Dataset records
------------------------------------------------------------------------

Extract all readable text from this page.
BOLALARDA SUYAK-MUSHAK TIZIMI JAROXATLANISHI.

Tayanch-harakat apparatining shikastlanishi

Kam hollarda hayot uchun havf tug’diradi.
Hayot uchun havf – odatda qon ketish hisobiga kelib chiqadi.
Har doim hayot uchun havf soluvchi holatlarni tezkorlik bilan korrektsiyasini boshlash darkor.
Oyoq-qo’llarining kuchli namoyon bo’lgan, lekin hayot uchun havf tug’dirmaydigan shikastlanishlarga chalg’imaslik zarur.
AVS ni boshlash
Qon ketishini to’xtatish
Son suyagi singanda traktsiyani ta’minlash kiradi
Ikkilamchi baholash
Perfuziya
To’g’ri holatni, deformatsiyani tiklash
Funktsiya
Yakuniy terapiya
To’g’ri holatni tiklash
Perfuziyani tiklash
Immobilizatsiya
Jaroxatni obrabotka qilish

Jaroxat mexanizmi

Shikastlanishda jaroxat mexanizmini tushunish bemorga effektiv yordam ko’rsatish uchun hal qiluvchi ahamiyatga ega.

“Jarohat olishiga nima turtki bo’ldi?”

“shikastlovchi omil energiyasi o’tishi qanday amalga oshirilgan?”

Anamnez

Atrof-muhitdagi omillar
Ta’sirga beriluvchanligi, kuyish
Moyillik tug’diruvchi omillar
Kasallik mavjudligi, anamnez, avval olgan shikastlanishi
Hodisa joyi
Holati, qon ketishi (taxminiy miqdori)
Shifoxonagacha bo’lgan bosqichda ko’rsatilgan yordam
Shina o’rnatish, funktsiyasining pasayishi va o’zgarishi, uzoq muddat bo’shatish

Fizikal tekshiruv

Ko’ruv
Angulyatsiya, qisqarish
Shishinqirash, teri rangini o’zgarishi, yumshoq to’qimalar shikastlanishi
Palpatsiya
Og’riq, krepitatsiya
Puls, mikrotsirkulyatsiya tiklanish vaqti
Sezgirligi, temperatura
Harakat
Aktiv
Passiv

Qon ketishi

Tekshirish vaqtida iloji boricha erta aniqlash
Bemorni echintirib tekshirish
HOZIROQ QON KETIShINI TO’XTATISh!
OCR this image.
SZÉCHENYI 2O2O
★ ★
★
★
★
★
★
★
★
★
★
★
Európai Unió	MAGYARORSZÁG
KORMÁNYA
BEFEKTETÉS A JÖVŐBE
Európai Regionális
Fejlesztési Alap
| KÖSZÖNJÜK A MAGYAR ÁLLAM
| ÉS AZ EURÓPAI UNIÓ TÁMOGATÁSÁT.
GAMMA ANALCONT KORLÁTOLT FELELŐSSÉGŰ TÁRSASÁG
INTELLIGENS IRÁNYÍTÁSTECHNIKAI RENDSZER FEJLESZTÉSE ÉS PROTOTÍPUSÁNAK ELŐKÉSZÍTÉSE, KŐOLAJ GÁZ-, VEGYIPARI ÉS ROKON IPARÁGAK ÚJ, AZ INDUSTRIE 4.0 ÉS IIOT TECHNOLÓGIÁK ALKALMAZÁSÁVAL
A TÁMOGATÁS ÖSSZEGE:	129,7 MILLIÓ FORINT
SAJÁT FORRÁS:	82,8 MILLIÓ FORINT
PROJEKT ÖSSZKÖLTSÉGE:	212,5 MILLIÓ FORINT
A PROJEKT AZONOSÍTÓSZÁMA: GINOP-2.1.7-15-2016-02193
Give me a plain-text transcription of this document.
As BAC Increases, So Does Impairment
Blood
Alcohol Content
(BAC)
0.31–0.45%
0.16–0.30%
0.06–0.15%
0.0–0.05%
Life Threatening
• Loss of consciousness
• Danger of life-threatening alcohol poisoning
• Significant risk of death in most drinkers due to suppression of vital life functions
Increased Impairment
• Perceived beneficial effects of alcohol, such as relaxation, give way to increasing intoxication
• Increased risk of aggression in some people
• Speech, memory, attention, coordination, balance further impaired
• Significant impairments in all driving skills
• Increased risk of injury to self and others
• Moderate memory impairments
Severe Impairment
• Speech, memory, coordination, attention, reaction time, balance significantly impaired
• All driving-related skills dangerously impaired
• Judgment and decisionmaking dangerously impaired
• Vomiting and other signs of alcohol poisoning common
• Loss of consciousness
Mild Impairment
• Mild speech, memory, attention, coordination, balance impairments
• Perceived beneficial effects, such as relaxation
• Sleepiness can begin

------------------------------------------------------------------------

Work to complete
Can you reproduce all the material exactly?

Solution for this task
Extract all readable text from this page.
BOLALARDA SUYAK-MUSHAK TIZIMI JAROXATLANISHI.

Tayanch-harakat apparatining shikastlanishi

Kam hollarda hayot uchun havf tug’diradi.
Hayot uchun havf – odatda qon ketish hisobiga kelib chiqadi.
Har doim hayot uchun havf soluvchi holatlarni tezkorlik bilan korrektsiyasini boshlash darkor.
Oyoq-qo’llarining kuchli namoyon bo’lgan, lekin hayot uchun havf tug’dirmaydigan shikastlanishlarga chalg’imaslik zarur.
AVS ni boshlash
Qon ketishini to’xtatish
Son suyagi singanda traktsiyani ta’minlash kiradi
Ikkilamchi baholash
Perfuziya
To’g’ri holatni, deformatsiyani tiklash
Funktsiya
Yakuniy terapiya
To’g’ri holatni tiklash
Perfuziyani tiklash
Immobilizatsiya
Jaroxatni obrabotka qilish

Jaroxat mexanizmi

Shikastlanishda jaroxat mexanizmini tushunish bemorga effektiv yordam ko’rsatish uchun hal qiluvchi ahamiyatga ega.

“Jarohat olishiga nima turtki bo’ldi?”

“shikastlovchi omil energiyasi o’tishi qanday amalga oshirilgan?”

Anamnez

Atrof-muhitdagi omillar
Ta’sirga beriluvchanligi, kuyish
Moyillik tug’diruvchi omillar
Kasallik mavjudligi, anamnez, avval olgan shikastlanishi
Hodisa joyi
Holati, qon ketishi (taxminiy miqdori)
Shifoxonagacha bo’lgan bosqichda ko’rsatilgan yordam
Shina o’rnatish, funktsiyasining pasayishi va o’zgarishi, uzoq muddat bo’shatish

Fizikal tekshiruv

Ko’ruv
Angulyatsiya, qisqarish
Shishinqirash, teri rangini o’zgarishi, yumshoq to’qimalar shikastlanishi
Palpatsiya
Og’riq, krepitatsiya
Puls, mikrotsirkulyatsiya tiklanish vaqti
Sezgirligi, temperatura
Harakat
Aktiv
Passiv

Qon ketishi

Tekshirish vaqtida iloji boricha erta aniqlash
Bemorni echintirib tekshirish
HOZIROQ QON KETIShINI TO’XTATISh!
OCR this image.
SZÉCHENYI 2O2O
★ ★
★
★
★
★
★
★
★
★
★
★
Európai Unió	MAGYARORSZÁG
KORMÁNYA
BEFEKTETÉS A JÖVŐBE
Európai Regionális
Fejlesztési Alap
| KÖSZÖNJÜK A MAGYAR ÁLLAM
| ÉS AZ EURÓPAI UNIÓ TÁMOGATÁSÁT.
GAMMA ANALCONT KORLÁTOLT FELELŐSSÉGŰ TÁRSASÁG
INTELLIGENS IRÁNYÍTÁSTECHNIKAI RENDSZER FEJLESZTÉSE ÉS PROTOTÍPUSÁNAK ELŐKÉSZÍTÉSE, KŐOLAJ GÁZ-, VEGYIPARI ÉS ROKON IPARÁGAK ÚJ, AZ INDUSTRIE 4.0 ÉS IIOT TECHNOLÓGIÁK ALKALMAZÁSÁVAL
A TÁMOGATÁS ÖSSZEGE:	129,7 MILLIÓ FORINT
SAJÁT FORRÁS:	82,8 MILLIÓ FORINT
PROJEKT ÖSSZKÖLTSÉGE:	212,5 MILLIÓ FORINT
A PROJEKT AZONOSÍTÓSZÁMA: GINOP-2.1.7-15-2016-02193
Give me a plain-text transcription of this document.
As BAC Increases, So Does Impairment
Blood
Alcohol Content
(BAC)
0.31–0.45%
0.16–0.30%
0.06–0.15%
0.0–0.05%
Life Threatening
• Loss of consciousness
• Danger of life-threatening alcohol poisoning
• Significant risk of death in most drinkers due to suppression of vital life functions
Increased Impairment
• Perceived beneficial effects of alcohol, such as relaxation, give way to increasing intoxication
• Increased risk of aggression in some people
• Speech, memory, attention, coordination, balance further impaired
• Significant impairments in all driving skills
• Increased risk of injury to self and others
• Moderate memory impairments
Severe Impairment
• Speech, memory, coordination, attention, reaction time, balance significantly impaired
• All driving-related skills dangerously impaired
• Judgment and decisionmaking dangerously impaired
• Vomiting and other signs of alcohol poisoning common
• Loss of consciousness
Mild Impairment
• Mild speech, memory, attention, coordination, balance impairments
• Perceived beneficial effects, such as relaxation
• Sleepiness can begin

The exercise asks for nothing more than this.